_Source passage_
*** Begin section ***
I could answer this by saying Croydon in south London where I was born. Only my parents moved from there before I had any memory of the place. They lived for a time in Herne Bay on the Essex coast where my sister was born but unlikely she would remember that place either because we were soon on our way back to south London, Hern Hill this time. Then from there to Hartlepool in the frozen north where a different language must be learned in a hurry, and then back to London, this time to Palmers Green in the posh northern suburbs.
So you could say I come from London… ish. Not a true cockney of course and sufficiently messed with accent wise to give the game away.
When people ask, that is what I say, I come from North London, mostly as I can remember that place.
When I was in my mid-twenties I got on a plane and moved to Zimbabwe.
Clearly not satisfied with the vagrancy of my youth, I opted for a big getaway that ended up lasting nearly a decade in Africa and is still going in the Antipodes. Almost before the plane touched down among the blossoming jacaranda trees of a vibrant Harare in its 1980’s livery that still worked for most of the people, I felt something homely. A sense of place.
*** End section ***
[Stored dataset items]
*** Begin section ***
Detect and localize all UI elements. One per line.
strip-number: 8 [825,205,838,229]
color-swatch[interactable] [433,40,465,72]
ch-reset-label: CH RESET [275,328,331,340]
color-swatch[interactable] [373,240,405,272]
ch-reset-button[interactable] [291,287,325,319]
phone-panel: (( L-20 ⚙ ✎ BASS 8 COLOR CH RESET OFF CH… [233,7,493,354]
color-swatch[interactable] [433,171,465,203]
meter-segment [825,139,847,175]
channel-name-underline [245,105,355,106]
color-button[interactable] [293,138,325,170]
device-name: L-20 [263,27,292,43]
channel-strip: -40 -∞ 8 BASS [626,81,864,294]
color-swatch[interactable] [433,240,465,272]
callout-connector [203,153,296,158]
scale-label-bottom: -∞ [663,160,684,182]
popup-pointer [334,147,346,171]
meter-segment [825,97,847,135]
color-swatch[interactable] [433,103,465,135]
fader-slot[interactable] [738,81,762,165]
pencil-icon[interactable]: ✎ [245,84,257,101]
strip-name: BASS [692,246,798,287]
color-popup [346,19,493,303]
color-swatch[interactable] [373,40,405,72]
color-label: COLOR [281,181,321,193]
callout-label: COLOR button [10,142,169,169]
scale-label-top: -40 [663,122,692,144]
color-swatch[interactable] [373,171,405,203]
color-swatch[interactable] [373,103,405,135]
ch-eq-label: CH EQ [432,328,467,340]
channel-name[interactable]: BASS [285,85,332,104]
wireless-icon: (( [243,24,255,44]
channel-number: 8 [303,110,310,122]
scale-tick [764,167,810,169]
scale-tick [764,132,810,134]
*** End section ***
_Exercise instructions_
1. Using the passage about where the writer comes from, decide whether each statement agrees with it. Answer yes or no for each and quote the words that settle it.
(a) The writer was born in Croydon.
(b) The writer moved to Zimbabwe in their mid-thirties.
(c) The writer's stay in Africa lasted nearly a decade.
2. In the passage about where the writer comes from, list in order every place named as somewhere the writer's family lived before the move to Zimbabwe.
3. According to the passage about where the writer comes from, what kind of trees were blossoming in Harare when the plane touched down?

_Exercise answers_
1.
(a) Yes: "Croydon in south London where I was born"
(b) No: "When I was in my mid-twenties I got on a plane and moved to Zimbabwe."
(c) Yes: "ended up lasting nearly a decade in Africa"

2. Croydon, Herne Bay, Hern Hill, Hartlepool, Palmers Green

3. Jacaranda trees